Task ▸ What is needed here is an exact copy of every entry.

Input material ▸
★ ★ ★ ★

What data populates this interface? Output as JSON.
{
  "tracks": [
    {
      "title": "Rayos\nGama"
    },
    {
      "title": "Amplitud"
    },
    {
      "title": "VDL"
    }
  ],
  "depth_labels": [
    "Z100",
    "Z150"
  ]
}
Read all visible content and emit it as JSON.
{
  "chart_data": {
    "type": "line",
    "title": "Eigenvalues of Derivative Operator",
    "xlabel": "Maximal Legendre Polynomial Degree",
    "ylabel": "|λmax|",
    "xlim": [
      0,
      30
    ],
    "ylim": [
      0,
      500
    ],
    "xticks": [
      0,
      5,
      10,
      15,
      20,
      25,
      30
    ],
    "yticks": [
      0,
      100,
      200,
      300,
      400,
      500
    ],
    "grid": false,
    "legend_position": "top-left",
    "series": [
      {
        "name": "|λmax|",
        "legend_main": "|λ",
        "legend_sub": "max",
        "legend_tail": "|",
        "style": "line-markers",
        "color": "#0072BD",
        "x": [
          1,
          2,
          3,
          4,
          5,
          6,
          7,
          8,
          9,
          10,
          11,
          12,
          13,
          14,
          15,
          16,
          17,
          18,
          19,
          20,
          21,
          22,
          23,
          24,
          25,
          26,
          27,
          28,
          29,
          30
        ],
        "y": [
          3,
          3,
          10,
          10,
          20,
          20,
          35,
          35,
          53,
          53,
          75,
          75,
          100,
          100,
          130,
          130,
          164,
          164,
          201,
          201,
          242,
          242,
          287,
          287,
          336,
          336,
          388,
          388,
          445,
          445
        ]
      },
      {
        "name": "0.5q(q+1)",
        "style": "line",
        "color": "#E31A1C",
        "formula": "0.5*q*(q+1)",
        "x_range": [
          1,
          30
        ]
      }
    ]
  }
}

★ ★ ★ ★

Result below ▸
What data populates this interface? Output as JSON.
{
  "tracks": [
    {
      "title": "Rayos\nGama"
    },
    {
      "title": "Amplitud"
    },
    {
      "title": "VDL"
    }
  ],
  "depth_labels": [
    "Z100",
    "Z150"
  ]
}
Read all visible content and emit it as JSON.
{
  "chart_data": {
    "type": "line",
    "title": "Eigenvalues of Derivative Operator",
    "xlabel": "Maximal Legendre Polynomial Degree",
    "ylabel": "|λmax|",
    "xlim": [
      0,
      30
    ],
    "ylim": [
      0,
      500
    ],
    "xticks": [
      0,
      5,
      10,
      15,
      20,
      25,
      30
    ],
    "yticks": [
      0,
      100,
      200,
      300,
      400,
      500
    ],
    "grid": false,
    "legend_position": "top-left",
    "series": [
      {
        "name": "|λmax|",
        "legend_main": "|λ",
        "legend_sub": "max",
        "legend_tail": "|",
        "style": "line-markers",
        "color": "#0072BD",
        "x": [
          1,
          2,
          3,
          4,
          5,
          6,
          7,
          8,
          9,
          10,
          11,
          12,
          13,
          14,
          15,
          16,
          17,
          18,
          19,
          20,
          21,
          22,
          23,
          24,
          25,
          26,
          27,
          28,
          29,
          30
        ],
        "y": [
          3,
          3,
          10,
          10,
          20,
          20,
          35,
          35,
          53,
          53,
          75,
          75,
          100,
          100,
          130,
          130,
          164,
          164,
          201,
          201,
          242,
          242,
          287,
          287,
          336,
          336,
          388,
          388,
          445,
          445
        ]
      },
      {
        "name": "0.5q(q+1)",
        "style": "line",
        "color": "#E31A1C",
        "formula": "0.5*q*(q+1)",
        "x_range": [
          1,
          30
        ]
      }
    ]
  }
}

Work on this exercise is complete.